EXERCISE TASK: All entries must be extracted exactly, with nothing added or dropped.

DATASET RECORDS:
+++
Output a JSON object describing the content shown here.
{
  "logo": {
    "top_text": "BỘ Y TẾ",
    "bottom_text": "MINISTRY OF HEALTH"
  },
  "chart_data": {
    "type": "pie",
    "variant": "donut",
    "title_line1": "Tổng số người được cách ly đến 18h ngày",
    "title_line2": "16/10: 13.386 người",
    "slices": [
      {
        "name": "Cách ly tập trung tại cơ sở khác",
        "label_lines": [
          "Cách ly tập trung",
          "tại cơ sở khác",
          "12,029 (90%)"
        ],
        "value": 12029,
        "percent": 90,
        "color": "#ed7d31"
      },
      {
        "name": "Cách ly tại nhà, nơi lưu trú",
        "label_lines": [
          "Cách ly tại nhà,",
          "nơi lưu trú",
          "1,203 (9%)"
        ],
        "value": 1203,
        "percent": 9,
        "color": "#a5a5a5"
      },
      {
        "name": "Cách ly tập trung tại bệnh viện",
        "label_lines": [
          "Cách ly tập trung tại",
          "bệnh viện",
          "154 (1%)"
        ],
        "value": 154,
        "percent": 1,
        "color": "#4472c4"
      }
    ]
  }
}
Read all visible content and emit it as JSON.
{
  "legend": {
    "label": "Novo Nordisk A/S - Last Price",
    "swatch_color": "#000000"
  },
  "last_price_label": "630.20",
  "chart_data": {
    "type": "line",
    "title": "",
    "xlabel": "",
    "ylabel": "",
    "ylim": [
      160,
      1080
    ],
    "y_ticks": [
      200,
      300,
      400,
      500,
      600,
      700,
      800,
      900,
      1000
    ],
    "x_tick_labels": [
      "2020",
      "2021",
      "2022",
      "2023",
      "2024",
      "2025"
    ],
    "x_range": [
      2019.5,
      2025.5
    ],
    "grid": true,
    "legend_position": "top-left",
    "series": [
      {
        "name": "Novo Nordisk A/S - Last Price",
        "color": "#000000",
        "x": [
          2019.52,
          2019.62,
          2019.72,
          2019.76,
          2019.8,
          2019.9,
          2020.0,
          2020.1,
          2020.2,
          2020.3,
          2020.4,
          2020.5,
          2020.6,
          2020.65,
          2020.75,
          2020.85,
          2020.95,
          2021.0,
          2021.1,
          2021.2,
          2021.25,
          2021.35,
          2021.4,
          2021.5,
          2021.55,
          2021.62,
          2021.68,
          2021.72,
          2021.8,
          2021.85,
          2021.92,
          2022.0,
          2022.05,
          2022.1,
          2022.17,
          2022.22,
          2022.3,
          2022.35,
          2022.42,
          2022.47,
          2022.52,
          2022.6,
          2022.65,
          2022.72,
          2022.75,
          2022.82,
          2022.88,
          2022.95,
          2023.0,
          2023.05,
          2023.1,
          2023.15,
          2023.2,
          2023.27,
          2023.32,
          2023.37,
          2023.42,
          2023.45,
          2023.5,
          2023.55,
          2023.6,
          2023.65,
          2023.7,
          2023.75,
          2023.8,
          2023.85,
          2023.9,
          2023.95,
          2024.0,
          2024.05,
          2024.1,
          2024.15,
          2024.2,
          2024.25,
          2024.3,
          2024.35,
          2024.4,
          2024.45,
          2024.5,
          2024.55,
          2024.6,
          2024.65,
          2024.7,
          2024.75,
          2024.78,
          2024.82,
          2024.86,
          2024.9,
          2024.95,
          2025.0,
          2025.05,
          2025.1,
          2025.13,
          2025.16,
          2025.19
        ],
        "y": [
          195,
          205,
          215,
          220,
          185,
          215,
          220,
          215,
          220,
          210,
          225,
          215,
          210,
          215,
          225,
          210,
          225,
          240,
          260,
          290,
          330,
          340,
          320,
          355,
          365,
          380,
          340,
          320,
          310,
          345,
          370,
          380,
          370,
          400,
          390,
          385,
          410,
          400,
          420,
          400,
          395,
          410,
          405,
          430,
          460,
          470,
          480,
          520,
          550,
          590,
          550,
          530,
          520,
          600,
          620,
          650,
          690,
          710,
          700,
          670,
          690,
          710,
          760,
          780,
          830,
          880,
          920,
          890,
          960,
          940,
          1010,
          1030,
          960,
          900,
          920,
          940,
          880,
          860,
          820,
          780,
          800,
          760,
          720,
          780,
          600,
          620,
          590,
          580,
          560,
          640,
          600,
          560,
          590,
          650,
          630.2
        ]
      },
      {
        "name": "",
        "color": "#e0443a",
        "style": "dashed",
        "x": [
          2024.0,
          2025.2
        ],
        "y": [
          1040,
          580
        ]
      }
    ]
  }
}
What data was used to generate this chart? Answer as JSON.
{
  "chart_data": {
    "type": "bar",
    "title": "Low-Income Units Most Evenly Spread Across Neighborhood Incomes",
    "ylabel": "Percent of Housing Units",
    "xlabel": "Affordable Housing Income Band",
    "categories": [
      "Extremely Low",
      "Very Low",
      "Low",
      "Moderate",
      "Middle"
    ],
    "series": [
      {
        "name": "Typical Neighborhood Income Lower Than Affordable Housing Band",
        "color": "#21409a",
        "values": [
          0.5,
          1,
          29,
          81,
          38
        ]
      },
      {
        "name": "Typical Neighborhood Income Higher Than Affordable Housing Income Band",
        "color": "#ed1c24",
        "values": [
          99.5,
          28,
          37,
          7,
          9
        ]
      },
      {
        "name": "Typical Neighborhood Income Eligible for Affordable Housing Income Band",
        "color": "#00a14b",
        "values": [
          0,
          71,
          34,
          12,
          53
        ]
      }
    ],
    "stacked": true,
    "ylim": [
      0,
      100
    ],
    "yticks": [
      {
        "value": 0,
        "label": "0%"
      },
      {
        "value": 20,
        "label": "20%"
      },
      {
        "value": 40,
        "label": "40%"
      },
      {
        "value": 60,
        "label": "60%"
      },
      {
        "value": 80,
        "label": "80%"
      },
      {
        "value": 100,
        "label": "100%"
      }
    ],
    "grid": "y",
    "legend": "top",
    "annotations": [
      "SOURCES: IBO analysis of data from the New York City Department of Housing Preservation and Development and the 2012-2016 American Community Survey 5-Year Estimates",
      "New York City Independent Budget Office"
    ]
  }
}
+++
ANSWER BELOW:
Output a JSON object describing the content shown here.
{
  "logo": {
    "top_text": "BỘ Y TẾ",
    "bottom_text": "MINISTRY OF HEALTH"
  },
  "chart_data": {
    "type": "pie",
    "variant": "donut",
    "title_line1": "Tổng số người được cách ly đến 18h ngày",
    "title_line2": "16/10: 13.386 người",
    "slices": [
      {
        "name": "Cách ly tập trung tại cơ sở khác",
        "label_lines": [
          "Cách ly tập trung",
          "tại cơ sở khác",
          "12,029 (90%)"
        ],
        "value": 12029,
        "percent": 90,
        "color": "#ed7d31"
      },
      {
        "name": "Cách ly tại nhà, nơi lưu trú",
        "label_lines": [
          "Cách ly tại nhà,",
          "nơi lưu trú",
          "1,203 (9%)"
        ],
        "value": 1203,
        "percent": 9,
        "color": "#a5a5a5"
      },
      {
        "name": "Cách ly tập trung tại bệnh viện",
        "label_lines": [
          "Cách ly tập trung tại",
          "bệnh viện",
          "154 (1%)"
        ],
        "value": 154,
        "percent": 1,
        "color": "#4472c4"
      }
    ]
  }
}
Read all visible content and emit it as JSON.
{
  "legend": {
    "label": "Novo Nordisk A/S - Last Price",
    "swatch_color": "#000000"
  },
  "last_price_label": "630.20",
  "chart_data": {
    "type": "line",
    "title": "",
    "xlabel": "",
    "ylabel": "",
    "ylim": [
      160,
      1080
    ],
    "y_ticks": [
      200,
      300,
      400,
      500,
      600,
      700,
      800,
      900,
      1000
    ],
    "x_tick_labels": [
      "2020",
      "2021",
      "2022",
      "2023",
      "2024",
      "2025"
    ],
    "x_range": [
      2019.5,
      2025.5
    ],
    "grid": true,
    "legend_position": "top-left",
    "series": [
      {
        "name": "Novo Nordisk A/S - Last Price",
        "color": "#000000",
        "x": [
          2019.52,
          2019.62,
          2019.72,
          2019.76,
          2019.8,
          2019.9,
          2020.0,
          2020.1,
          2020.2,
          2020.3,
          2020.4,
          2020.5,
          2020.6,
          2020.65,
          2020.75,
          2020.85,
          2020.95,
          2021.0,
          2021.1,
          2021.2,
          2021.25,
          2021.35,
          2021.4,
          2021.5,
          2021.55,
          2021.62,
          2021.68,
          2021.72,
          2021.8,
          2021.85,
          2021.92,
          2022.0,
          2022.05,
          2022.1,
          2022.17,
          2022.22,
          2022.3,
          2022.35,
          2022.42,
          2022.47,
          2022.52,
          2022.6,
          2022.65,
          2022.72,
          2022.75,
          2022.82,
          2022.88,
          2022.95,
          2023.0,
          2023.05,
          2023.1,
          2023.15,
          2023.2,
          2023.27,
          2023.32,
          2023.37,
          2023.42,
          2023.45,
          2023.5,
          2023.55,
          2023.6,
          2023.65,
          2023.7,
          2023.75,
          2023.8,
          2023.85,
          2023.9,
          2023.95,
          2024.0,
          2024.05,
          2024.1,
          2024.15,
          2024.2,
          2024.25,
          2024.3,
          2024.35,
          2024.4,
          2024.45,
          2024.5,
          2024.55,
          2024.6,
          2024.65,
          2024.7,
          2024.75,
          2024.78,
          2024.82,
          2024.86,
          2024.9,
          2024.95,
          2025.0,
          2025.05,
          2025.1,
          2025.13,
          2025.16,
          2025.19
        ],
        "y": [
          195,
          205,
          215,
          220,
          185,
          215,
          220,
          215,
          220,
          210,
          225,
          215,
          210,
          215,
          225,
          210,
          225,
          240,
          260,
          290,
          330,
          340,
          320,
          355,
          365,
          380,
          340,
          320,
          310,
          345,
          370,
          380,
          370,
          400,
          390,
          385,
          410,
          400,
          420,
          400,
          395,
          410,
          405,
          430,
          460,
          470,
          480,
          520,
          550,
          590,
          550,
          530,
          520,
          600,
          620,
          650,
          690,
          710,
          700,
          670,
          690,
          710,
          760,
          780,
          830,
          880,
          920,
          890,
          960,
          940,
          1010,
          1030,
          960,
          900,
          920,
          940,
          880,
          860,
          820,
          780,
          800,
          760,
          720,
          780,
          600,
          620,
          590,
          580,
          560,
          640,
          600,
          560,
          590,
          650,
          630.2
        ]
      },
      {
        "name": "",
        "color": "#e0443a",
        "style": "dashed",
        "x": [
          2024.0,
          2025.2
        ],
        "y": [
          1040,
          580
        ]
      }
    ]
  }
}
What data was used to generate this chart? Answer as JSON.
{
  "chart_data": {
    "type": "bar",
    "title": "Low-Income Units Most Evenly Spread Across Neighborhood Incomes",
    "ylabel": "Percent of Housing Units",
    "xlabel": "Affordable Housing Income Band",
    "categories": [
      "Extremely Low",
      "Very Low",
      "Low",
      "Moderate",
      "Middle"
    ],
    "series": [
      {
        "name": "Typical Neighborhood Income Lower Than Affordable Housing Band",
        "color": "#21409a",
        "values": [
          0.5,
          1,
          29,
          81,
          38
        ]
      },
      {
        "name": "Typical Neighborhood Income Higher Than Affordable Housing Income Band",
        "color": "#ed1c24",
        "values": [
          99.5,
          28,
          37,
          7,
          9
        ]
      },
      {
        "name": "Typical Neighborhood Income Eligible for Affordable Housing Income Band",
        "color": "#00a14b",
        "values": [
          0,
          71,
          34,
          12,
          53
        ]
      }
    ],
    "stacked": true,
    "ylim": [
      0,
      100
    ],
    "yticks": [
      {
        "value": 0,
        "label": "0%"
      },
      {
        "value": 20,
        "label": "20%"
      },
      {
        "value": 40,
        "label": "40%"
      },
      {
        "value": 60,
        "label": "60%"
      },
      {
        "value": 80,
        "label": "80%"
      },
      {
        "value": 100,
        "label": "100%"
      }
    ],
    "grid": "y",
    "legend": "top",
    "annotations": [
      "SOURCES: IBO analysis of data from the New York City Department of Housing Preservation and Development and the 2012-2016 American Community Survey 5-Year Estimates",
      "New York City Independent Budget Office"
    ]
  }
}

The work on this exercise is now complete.